--- START MATERIAL FOR THIS TASK ---

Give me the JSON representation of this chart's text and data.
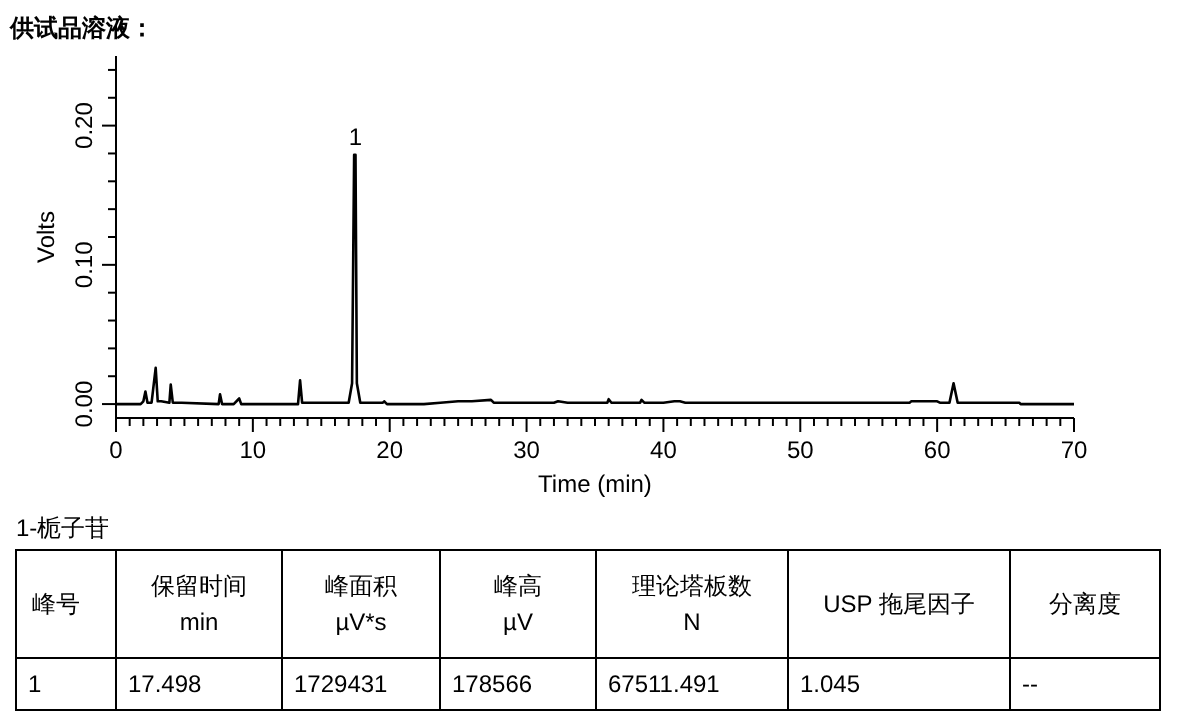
{
  "chart_data": {
    "type": "line",
    "title": "供试品溶液：",
    "xlabel": "Time (min)",
    "ylabel": "Volts",
    "x": [
      0,
      1.8,
      2.0,
      2.15,
      2.3,
      2.6,
      2.9,
      3.05,
      3.3,
      3.9,
      4.0,
      4.15,
      4.8,
      7.5,
      7.6,
      7.75,
      8.6,
      9.0,
      9.15,
      13.3,
      13.45,
      13.6,
      17.0,
      17.25,
      17.4,
      17.5,
      17.6,
      17.85,
      19.5,
      19.6,
      19.8,
      22.5,
      23.7,
      25,
      26,
      27.4,
      27.6,
      32,
      32.3,
      33,
      35.9,
      36.0,
      36.2,
      38.3,
      38.4,
      38.6,
      40,
      40.8,
      41.2,
      41.6,
      58,
      58.1,
      60,
      60.2,
      60.9,
      61.2,
      61.5,
      66,
      66.1,
      70
    ],
    "series": [
      {
        "color": "#000000",
        "values": [
          0.0,
          0.0,
          0.002,
          0.009,
          0.001,
          0.001,
          0.026,
          0.002,
          0.002,
          0.001,
          0.014,
          0.001,
          0.001,
          0.0,
          0.007,
          0.0,
          0.0,
          0.004,
          0.0,
          0.0,
          0.017,
          0.001,
          0.001,
          0.015,
          0.179,
          0.179,
          0.015,
          0.001,
          0.001,
          0.002,
          0.0,
          0.0,
          0.001,
          0.002,
          0.002,
          0.003,
          0.001,
          0.001,
          0.002,
          0.001,
          0.001,
          0.0035,
          0.001,
          0.001,
          0.003,
          0.001,
          0.001,
          0.002,
          0.002,
          0.001,
          0.001,
          0.002,
          0.002,
          0.001,
          0.001,
          0.015,
          0.001,
          0.001,
          0.0,
          0.0
        ]
      }
    ],
    "xlim": [
      0,
      70
    ],
    "ylim": [
      -0.01,
      0.25
    ],
    "xticks": [
      0,
      {
        "value": 1,
        "label": null
      },
      {
        "value": 2,
        "label": null
      },
      {
        "value": 3,
        "label": null
      },
      {
        "value": 4,
        "label": null
      },
      {
        "value": 5,
        "label": null
      },
      {
        "value": 6,
        "label": null
      },
      {
        "value": 7,
        "label": null
      },
      {
        "value": 8,
        "label": null
      },
      {
        "value": 9,
        "label": null
      },
      10,
      {
        "value": 11,
        "label": null
      },
      {
        "value": 12,
        "label": null
      },
      {
        "value": 13,
        "label": null
      },
      {
        "value": 14,
        "label": null
      },
      {
        "value": 15,
        "label": null
      },
      {
        "value": 16,
        "label": null
      },
      {
        "value": 17,
        "label": null
      },
      {
        "value": 18,
        "label": null
      },
      {
        "value": 19,
        "label": null
      },
      20,
      {
        "value": 21,
        "label": null
      },
      {
        "value": 22,
        "label": null
      },
      {
        "value": 23,
        "label": null
      },
      {
        "value": 24,
        "label": null
      },
      {
        "value": 25,
        "label": null
      },
      {
        "value": 26,
        "label": null
      },
      {
        "value": 27,
        "label": null
      },
      {
        "value": 28,
        "label": null
      },
      {
        "value": 29,
        "label": null
      },
      30,
      {
        "value": 31,
        "label": null
      },
      {
        "value": 32,
        "label": null
      },
      {
        "value": 33,
        "label": null
      },
      {
        "value": 34,
        "label": null
      },
      {
        "value": 35,
        "label": null
      },
      {
        "value": 36,
        "label": null
      },
      {
        "value": 37,
        "label": null
      },
      {
        "value": 38,
        "label": null
      },
      {
        "value": 39,
        "label": null
      },
      40,
      {
        "value": 41,
        "label": null
      },
      {
        "value": 42,
        "label": null
      },
      {
        "value": 43,
        "label": null
      },
      {
        "value": 44,
        "label": null
      },
      {
        "value": 45,
        "label": null
      },
      {
        "value": 46,
        "label": null
      },
      {
        "value": 47,
        "label": null
      },
      {
        "value": 48,
        "label": null
      },
      {
        "value": 49,
        "label": null
      },
      50,
      {
        "value": 51,
        "label": null
      },
      {
        "value": 52,
        "label": null
      },
      {
        "value": 53,
        "label": null
      },
      {
        "value": 54,
        "label": null
      },
      {
        "value": 55,
        "label": null
      },
      {
        "value": 56,
        "label": null
      },
      {
        "value": 57,
        "label": null
      },
      {
        "value": 58,
        "label": null
      },
      {
        "value": 59,
        "label": null
      },
      60,
      {
        "value": 61,
        "label": null
      },
      {
        "value": 62,
        "label": null
      },
      {
        "value": 63,
        "label": null
      },
      {
        "value": 64,
        "label": null
      },
      {
        "value": 65,
        "label": null
      },
      {
        "value": 66,
        "label": null
      },
      {
        "value": 67,
        "label": null
      },
      {
        "value": 68,
        "label": null
      },
      {
        "value": 69,
        "label": null
      },
      70
    ],
    "yticks": [
      {
        "value": 0,
        "label": "0.00"
      },
      {
        "value": 0.02,
        "label": null
      },
      {
        "value": 0.04,
        "label": null
      },
      {
        "value": 0.06,
        "label": null
      },
      {
        "value": 0.08,
        "label": null
      },
      {
        "value": 0.1,
        "label": "0.10"
      },
      {
        "value": 0.12,
        "label": null
      },
      {
        "value": 0.14,
        "label": null
      },
      {
        "value": 0.16,
        "label": null
      },
      {
        "value": 0.18,
        "label": null
      },
      {
        "value": 0.2,
        "label": "0.20"
      },
      {
        "value": 0.22,
        "label": null
      },
      {
        "value": 0.24,
        "label": null
      }
    ],
    "annotations": [
      {
        "text": "1",
        "x": 17.498,
        "y": 0.179
      },
      "1-栀子苷",
      "峰号",
      "保留时间\nmin",
      "峰面积\nµV*s",
      "峰高\nµV",
      "理论塔板数\nN",
      "USP 拖尾因子",
      "分离度",
      "1",
      "17.498",
      "1729431",
      "178566",
      "67511.491",
      "1.045",
      "--"
    ]
  }
}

--- END MATERIAL FOR THIS TASK ---

SET EXERCISE
Wherever the word "text" occurs in a line of the listing, copy that line.

RESULT OF THIS TASK
Give me the JSON representation of this chart's text and data.
        "text": "1",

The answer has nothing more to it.